§ Given task: Without altering anything, output the material below.

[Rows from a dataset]
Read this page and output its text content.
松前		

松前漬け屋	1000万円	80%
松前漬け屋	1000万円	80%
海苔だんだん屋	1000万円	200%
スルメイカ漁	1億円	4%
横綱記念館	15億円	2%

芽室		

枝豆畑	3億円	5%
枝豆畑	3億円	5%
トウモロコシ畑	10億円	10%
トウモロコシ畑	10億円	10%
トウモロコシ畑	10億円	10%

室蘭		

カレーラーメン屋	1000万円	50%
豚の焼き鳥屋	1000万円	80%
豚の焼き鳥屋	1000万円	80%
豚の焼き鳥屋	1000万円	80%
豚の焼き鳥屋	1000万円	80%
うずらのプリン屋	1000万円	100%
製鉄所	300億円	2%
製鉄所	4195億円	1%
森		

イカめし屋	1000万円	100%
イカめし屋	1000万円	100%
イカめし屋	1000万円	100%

§ Task solution:
Read this page and output its text content.
松前		

松前漬け屋	1000万円	80%
松前漬け屋	1000万円	80%
海苔だんだん屋	1000万円	200%
スルメイカ漁	1億円	4%
横綱記念館	15億円	2%

芽室		

枝豆畑	3億円	5%
枝豆畑	3億円	5%
トウモロコシ畑	10億円	10%
トウモロコシ畑	10億円	10%
トウモロコシ畑	10億円	10%

室蘭		

カレーラーメン屋	1000万円	50%
豚の焼き鳥屋	1000万円	80%
豚の焼き鳥屋	1000万円	80%
豚の焼き鳥屋	1000万円	80%
豚の焼き鳥屋	1000万円	80%
うずらのプリン屋	1000万円	100%
製鉄所	300億円	2%
製鉄所	4195億円	1%
森		

イカめし屋	1000万円	100%
イカめし屋	1000万円	100%
イカめし屋	1000万円	100%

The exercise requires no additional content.